Some records
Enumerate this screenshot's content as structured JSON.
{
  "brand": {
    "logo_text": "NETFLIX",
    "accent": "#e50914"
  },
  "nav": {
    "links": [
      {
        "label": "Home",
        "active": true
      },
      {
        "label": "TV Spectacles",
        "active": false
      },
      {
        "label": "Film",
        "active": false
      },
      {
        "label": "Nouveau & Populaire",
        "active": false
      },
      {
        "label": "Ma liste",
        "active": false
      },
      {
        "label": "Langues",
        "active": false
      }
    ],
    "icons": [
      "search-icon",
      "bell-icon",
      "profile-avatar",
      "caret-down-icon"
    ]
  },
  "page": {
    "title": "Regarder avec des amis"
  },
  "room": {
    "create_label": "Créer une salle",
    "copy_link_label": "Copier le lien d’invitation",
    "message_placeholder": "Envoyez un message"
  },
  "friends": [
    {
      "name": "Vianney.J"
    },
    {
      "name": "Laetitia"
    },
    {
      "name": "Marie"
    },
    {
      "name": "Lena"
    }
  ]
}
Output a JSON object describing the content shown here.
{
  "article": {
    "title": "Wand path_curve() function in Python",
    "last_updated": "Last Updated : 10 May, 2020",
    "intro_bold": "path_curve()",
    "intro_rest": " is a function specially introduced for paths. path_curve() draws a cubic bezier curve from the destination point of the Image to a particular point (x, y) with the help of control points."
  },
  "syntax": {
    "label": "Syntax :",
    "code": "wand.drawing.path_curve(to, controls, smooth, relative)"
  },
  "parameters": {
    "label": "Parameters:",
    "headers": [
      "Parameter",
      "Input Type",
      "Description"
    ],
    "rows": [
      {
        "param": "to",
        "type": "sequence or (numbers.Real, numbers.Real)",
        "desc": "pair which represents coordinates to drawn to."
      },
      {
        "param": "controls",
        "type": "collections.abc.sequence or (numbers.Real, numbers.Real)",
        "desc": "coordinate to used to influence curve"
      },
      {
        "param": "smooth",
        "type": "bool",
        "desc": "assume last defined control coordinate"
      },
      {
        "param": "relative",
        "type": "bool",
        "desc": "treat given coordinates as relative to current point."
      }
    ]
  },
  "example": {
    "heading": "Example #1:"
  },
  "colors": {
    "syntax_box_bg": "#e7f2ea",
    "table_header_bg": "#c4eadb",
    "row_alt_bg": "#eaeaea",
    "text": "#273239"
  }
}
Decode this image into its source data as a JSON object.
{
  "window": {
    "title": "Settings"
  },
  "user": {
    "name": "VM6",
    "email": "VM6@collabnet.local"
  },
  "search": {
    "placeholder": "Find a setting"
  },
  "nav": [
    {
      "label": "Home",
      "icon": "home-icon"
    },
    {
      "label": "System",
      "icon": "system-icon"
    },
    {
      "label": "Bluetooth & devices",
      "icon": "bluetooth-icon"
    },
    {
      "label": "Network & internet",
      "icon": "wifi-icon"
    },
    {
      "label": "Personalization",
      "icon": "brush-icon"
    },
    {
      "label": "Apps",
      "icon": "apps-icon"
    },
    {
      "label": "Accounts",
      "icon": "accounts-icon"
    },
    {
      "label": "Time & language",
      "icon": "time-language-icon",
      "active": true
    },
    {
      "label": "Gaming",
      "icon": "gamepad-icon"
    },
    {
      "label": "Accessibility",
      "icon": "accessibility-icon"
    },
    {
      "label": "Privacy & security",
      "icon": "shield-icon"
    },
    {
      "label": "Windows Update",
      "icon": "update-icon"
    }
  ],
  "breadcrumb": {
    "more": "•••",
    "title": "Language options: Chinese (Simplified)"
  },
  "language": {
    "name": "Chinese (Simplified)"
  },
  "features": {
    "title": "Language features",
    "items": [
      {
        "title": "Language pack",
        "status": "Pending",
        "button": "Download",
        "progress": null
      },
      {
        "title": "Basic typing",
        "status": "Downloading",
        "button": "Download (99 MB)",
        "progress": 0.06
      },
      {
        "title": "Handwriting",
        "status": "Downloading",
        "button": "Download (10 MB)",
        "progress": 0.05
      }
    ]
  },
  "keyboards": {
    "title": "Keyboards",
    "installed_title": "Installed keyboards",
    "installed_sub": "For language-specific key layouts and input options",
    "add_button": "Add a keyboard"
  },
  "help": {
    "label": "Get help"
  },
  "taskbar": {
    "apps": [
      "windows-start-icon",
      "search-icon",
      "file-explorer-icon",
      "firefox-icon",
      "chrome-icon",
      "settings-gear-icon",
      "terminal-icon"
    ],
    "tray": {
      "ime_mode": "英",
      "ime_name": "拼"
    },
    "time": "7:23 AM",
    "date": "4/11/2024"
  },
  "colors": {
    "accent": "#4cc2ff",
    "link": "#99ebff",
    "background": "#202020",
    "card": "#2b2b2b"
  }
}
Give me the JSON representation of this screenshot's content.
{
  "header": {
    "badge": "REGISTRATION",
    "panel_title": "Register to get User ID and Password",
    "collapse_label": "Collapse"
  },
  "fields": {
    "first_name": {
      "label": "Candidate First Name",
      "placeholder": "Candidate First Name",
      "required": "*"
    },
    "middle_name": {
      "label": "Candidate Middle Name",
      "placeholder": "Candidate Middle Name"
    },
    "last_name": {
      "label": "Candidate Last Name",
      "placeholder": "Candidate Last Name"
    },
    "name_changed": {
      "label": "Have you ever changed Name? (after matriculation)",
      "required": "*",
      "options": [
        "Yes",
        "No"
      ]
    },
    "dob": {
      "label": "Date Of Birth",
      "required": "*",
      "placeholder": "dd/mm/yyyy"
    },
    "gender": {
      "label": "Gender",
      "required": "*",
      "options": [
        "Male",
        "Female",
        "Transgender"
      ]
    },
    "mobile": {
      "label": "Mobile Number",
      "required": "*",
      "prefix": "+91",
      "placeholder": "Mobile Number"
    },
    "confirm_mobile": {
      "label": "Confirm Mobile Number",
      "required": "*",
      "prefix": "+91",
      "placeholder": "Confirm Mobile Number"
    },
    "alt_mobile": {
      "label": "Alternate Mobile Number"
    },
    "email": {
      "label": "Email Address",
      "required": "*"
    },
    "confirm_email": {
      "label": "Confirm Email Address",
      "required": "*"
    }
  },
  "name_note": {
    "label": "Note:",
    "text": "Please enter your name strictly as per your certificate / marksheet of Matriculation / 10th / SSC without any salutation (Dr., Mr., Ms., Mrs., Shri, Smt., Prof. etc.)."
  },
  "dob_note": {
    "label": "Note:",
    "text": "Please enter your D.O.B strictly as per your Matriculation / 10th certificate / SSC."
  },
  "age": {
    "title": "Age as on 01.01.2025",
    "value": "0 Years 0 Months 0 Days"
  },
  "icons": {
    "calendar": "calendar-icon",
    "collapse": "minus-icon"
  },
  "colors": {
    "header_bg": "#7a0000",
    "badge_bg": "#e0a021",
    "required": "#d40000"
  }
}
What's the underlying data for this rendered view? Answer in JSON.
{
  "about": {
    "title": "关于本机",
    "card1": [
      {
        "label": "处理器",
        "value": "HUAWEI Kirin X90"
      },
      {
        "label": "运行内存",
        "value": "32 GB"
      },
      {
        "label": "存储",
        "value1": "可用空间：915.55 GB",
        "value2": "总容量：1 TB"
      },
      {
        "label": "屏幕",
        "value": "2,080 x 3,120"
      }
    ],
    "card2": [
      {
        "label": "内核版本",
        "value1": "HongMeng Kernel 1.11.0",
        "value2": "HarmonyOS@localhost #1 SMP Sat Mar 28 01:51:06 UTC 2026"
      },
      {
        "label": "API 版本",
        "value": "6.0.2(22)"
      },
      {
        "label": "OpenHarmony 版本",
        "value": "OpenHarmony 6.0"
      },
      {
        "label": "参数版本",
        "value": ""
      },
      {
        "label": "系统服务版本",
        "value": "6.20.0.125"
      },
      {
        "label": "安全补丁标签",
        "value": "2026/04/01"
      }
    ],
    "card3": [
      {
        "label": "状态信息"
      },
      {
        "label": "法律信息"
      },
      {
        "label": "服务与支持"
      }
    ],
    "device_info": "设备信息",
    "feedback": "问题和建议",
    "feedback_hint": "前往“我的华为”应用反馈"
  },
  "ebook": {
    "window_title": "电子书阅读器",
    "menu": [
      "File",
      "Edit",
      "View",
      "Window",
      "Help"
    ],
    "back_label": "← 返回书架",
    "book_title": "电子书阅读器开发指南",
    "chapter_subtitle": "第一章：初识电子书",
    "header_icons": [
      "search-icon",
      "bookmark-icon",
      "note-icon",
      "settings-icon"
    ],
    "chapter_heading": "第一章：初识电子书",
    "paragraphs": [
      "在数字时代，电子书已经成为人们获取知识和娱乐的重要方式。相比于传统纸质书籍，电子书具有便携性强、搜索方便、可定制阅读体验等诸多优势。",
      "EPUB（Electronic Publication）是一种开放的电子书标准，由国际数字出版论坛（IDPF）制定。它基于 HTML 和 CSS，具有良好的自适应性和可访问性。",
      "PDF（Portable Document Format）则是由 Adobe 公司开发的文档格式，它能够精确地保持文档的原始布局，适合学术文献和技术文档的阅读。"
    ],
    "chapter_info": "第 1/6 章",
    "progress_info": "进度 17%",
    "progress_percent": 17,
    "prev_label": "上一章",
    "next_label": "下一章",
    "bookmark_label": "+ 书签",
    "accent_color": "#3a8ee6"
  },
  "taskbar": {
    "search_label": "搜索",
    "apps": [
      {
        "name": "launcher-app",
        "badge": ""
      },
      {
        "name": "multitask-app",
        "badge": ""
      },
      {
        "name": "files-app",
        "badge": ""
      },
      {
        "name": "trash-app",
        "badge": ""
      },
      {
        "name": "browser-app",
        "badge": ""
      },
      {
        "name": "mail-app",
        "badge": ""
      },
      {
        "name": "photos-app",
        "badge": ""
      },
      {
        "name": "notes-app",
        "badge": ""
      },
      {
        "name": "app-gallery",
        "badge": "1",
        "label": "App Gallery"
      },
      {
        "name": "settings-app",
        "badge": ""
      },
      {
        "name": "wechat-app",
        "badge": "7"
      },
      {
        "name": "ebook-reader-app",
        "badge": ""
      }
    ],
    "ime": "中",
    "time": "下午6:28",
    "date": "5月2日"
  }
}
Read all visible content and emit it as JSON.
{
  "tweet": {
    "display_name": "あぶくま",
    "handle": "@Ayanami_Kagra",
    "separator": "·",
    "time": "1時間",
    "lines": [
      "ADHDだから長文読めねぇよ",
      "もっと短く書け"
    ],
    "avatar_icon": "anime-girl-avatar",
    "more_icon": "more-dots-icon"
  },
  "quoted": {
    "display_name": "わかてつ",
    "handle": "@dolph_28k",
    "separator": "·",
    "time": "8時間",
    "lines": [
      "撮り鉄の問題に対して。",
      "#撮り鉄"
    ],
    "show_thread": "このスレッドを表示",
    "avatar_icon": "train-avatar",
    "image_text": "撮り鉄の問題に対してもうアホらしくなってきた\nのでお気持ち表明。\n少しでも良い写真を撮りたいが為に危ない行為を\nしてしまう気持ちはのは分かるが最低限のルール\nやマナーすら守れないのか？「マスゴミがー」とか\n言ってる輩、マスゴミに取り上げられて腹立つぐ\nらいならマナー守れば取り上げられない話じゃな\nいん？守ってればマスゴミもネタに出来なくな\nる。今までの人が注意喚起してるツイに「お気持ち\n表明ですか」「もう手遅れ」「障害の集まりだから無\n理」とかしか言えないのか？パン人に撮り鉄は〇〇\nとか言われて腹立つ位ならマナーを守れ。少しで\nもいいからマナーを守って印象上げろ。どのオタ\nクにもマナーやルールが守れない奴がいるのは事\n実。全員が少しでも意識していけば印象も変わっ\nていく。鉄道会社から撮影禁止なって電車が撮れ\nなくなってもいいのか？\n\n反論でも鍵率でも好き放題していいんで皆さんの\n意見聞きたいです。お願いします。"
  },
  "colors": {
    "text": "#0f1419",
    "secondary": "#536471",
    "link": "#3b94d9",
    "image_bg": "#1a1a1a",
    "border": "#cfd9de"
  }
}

=== Exercise description ===
Look for lines containing the string "Please" and copy them all.

=== Answer to the exercise ===
    "text": "Please enter your name strictly as per your certificate / marksheet of Matriculation / 10th / SSC without any salutation (Dr., Mr., Ms., Mrs., Shri, Smt., Prof. etc.)."
    "text": "Please enter your D.O.B strictly as per your Matriculation / 10th certificate / SSC."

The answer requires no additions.